start

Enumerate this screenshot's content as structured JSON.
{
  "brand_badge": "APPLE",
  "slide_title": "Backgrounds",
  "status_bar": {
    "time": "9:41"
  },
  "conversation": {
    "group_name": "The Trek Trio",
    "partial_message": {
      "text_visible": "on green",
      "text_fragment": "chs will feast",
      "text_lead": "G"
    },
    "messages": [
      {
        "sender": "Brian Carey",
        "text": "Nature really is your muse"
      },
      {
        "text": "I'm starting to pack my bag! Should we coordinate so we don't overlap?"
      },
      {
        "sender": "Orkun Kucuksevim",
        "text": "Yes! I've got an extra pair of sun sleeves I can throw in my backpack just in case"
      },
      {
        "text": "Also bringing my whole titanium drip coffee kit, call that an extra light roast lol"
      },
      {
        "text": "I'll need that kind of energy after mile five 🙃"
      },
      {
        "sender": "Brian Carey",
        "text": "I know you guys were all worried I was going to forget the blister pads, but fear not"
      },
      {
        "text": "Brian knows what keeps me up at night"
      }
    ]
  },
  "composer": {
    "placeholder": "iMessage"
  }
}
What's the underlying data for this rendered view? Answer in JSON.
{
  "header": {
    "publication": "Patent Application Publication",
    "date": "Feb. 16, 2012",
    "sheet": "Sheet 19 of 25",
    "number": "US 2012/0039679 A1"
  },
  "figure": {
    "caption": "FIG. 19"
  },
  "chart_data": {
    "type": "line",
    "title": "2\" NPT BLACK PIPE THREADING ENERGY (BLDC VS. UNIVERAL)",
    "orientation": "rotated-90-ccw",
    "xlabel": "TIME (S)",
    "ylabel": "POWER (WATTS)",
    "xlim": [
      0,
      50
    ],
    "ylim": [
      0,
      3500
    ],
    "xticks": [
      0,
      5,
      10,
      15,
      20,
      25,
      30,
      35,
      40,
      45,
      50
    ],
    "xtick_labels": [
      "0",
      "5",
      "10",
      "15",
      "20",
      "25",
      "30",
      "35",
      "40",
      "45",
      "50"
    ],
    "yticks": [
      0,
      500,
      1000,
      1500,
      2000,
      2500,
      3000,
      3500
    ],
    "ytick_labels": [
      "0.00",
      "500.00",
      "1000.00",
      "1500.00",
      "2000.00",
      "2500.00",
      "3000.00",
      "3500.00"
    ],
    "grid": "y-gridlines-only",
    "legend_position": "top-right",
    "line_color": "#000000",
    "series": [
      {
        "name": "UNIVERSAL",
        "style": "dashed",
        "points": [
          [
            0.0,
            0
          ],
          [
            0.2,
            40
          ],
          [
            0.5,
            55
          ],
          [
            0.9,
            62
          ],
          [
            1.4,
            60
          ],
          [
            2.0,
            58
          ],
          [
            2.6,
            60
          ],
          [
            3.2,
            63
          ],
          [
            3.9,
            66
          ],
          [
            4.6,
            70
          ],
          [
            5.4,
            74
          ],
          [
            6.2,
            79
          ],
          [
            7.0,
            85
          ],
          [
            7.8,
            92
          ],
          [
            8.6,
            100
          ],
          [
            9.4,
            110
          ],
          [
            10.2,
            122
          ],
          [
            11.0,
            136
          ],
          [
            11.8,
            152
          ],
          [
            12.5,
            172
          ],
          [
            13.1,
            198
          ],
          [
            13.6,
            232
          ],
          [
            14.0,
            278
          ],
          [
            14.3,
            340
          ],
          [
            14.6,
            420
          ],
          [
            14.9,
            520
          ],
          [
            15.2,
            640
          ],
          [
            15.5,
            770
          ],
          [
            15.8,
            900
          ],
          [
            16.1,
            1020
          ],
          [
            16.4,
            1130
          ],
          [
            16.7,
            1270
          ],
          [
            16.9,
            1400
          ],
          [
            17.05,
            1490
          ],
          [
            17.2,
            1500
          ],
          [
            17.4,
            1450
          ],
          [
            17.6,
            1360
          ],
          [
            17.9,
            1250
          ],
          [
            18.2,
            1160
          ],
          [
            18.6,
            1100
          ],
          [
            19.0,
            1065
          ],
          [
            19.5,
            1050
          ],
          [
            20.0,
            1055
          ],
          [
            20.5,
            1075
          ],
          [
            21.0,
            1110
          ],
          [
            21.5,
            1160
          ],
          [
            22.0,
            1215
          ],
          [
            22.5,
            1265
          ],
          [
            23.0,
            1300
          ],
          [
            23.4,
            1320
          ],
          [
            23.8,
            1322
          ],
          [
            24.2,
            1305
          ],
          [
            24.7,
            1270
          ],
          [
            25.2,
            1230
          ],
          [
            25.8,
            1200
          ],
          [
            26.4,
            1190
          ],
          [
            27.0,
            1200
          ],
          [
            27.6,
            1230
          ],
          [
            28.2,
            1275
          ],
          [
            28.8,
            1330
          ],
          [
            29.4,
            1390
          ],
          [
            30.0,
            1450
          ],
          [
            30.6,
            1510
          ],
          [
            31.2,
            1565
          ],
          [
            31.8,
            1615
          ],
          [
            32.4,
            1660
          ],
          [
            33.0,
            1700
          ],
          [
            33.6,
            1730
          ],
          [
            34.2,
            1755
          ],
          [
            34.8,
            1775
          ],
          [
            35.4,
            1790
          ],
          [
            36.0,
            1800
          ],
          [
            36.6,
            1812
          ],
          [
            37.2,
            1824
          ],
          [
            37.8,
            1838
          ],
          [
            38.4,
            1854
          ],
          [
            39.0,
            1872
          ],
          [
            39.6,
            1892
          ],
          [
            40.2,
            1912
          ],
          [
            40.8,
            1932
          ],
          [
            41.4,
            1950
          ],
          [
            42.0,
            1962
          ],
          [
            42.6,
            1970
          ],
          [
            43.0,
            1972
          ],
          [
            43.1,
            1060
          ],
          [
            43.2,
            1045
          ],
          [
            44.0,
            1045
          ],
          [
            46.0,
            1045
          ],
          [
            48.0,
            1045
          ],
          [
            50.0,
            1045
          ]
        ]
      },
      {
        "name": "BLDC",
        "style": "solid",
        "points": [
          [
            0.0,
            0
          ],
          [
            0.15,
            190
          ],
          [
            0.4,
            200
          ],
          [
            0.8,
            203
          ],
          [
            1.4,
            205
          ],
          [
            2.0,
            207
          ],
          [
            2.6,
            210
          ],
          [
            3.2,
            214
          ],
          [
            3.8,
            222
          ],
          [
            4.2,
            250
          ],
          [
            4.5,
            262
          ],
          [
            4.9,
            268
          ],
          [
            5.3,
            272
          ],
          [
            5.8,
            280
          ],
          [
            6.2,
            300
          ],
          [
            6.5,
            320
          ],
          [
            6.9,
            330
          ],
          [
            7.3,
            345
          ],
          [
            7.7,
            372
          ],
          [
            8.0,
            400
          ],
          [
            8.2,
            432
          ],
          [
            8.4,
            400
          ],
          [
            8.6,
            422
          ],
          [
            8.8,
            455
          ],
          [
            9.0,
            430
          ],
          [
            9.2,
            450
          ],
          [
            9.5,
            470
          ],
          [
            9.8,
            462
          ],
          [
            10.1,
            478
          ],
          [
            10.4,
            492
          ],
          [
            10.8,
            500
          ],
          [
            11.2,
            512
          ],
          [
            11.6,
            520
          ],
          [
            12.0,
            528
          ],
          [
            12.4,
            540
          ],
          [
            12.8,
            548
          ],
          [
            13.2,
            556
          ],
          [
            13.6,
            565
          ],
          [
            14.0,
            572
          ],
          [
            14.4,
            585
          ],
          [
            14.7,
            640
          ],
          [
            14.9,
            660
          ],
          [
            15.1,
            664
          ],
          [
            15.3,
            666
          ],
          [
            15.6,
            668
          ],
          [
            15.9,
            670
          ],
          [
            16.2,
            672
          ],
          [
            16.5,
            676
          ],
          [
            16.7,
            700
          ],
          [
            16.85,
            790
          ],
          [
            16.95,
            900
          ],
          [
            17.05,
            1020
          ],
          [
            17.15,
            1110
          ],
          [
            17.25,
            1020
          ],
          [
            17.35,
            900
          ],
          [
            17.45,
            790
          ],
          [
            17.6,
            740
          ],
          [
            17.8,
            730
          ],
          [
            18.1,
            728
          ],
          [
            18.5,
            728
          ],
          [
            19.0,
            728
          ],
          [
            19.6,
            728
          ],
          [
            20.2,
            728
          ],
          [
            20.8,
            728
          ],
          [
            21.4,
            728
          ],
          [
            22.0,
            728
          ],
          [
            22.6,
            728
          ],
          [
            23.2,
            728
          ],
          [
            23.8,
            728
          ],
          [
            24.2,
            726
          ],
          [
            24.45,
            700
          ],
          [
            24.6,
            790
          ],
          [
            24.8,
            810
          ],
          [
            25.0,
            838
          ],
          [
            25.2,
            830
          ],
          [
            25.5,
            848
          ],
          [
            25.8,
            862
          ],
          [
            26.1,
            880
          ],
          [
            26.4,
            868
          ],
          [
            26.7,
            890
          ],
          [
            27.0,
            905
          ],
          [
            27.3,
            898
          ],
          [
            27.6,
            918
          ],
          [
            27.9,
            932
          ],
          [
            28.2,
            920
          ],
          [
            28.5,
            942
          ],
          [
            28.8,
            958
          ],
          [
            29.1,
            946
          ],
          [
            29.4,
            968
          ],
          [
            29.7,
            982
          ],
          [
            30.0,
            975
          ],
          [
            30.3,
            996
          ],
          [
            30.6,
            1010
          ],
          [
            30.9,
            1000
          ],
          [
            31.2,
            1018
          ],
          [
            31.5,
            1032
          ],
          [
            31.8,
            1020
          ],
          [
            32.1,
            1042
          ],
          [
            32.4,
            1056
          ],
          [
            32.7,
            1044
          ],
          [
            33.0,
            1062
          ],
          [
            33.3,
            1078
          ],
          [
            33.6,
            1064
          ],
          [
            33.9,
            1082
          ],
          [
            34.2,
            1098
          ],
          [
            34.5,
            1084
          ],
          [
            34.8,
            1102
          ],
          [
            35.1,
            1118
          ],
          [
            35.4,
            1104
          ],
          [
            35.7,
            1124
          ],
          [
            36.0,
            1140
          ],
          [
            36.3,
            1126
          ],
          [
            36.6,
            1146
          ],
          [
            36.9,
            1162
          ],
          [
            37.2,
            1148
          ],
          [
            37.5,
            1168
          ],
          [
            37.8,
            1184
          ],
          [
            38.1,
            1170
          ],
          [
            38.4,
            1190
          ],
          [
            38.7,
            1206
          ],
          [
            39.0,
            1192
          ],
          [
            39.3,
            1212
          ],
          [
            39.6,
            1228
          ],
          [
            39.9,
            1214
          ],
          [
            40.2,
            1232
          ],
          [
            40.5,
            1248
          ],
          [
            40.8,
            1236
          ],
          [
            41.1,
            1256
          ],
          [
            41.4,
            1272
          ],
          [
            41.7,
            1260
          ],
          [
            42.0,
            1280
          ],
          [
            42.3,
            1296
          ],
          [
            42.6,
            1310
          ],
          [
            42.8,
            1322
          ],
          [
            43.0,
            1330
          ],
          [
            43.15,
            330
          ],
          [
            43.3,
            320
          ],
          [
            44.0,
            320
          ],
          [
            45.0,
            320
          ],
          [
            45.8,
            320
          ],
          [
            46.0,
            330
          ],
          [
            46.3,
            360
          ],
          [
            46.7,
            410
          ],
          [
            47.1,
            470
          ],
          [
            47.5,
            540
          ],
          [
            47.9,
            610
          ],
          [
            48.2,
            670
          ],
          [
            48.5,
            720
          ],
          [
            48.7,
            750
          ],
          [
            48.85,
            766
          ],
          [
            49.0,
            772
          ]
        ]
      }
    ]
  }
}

end

◆ AIM: Examine the records and pull out every line where the string "BLDC" occurs.

◆ RESPONSE:
    "title": "2\" NPT BLACK PIPE THREADING ENERGY (BLDC VS. UNIVERAL)",
        "name": "BLDC",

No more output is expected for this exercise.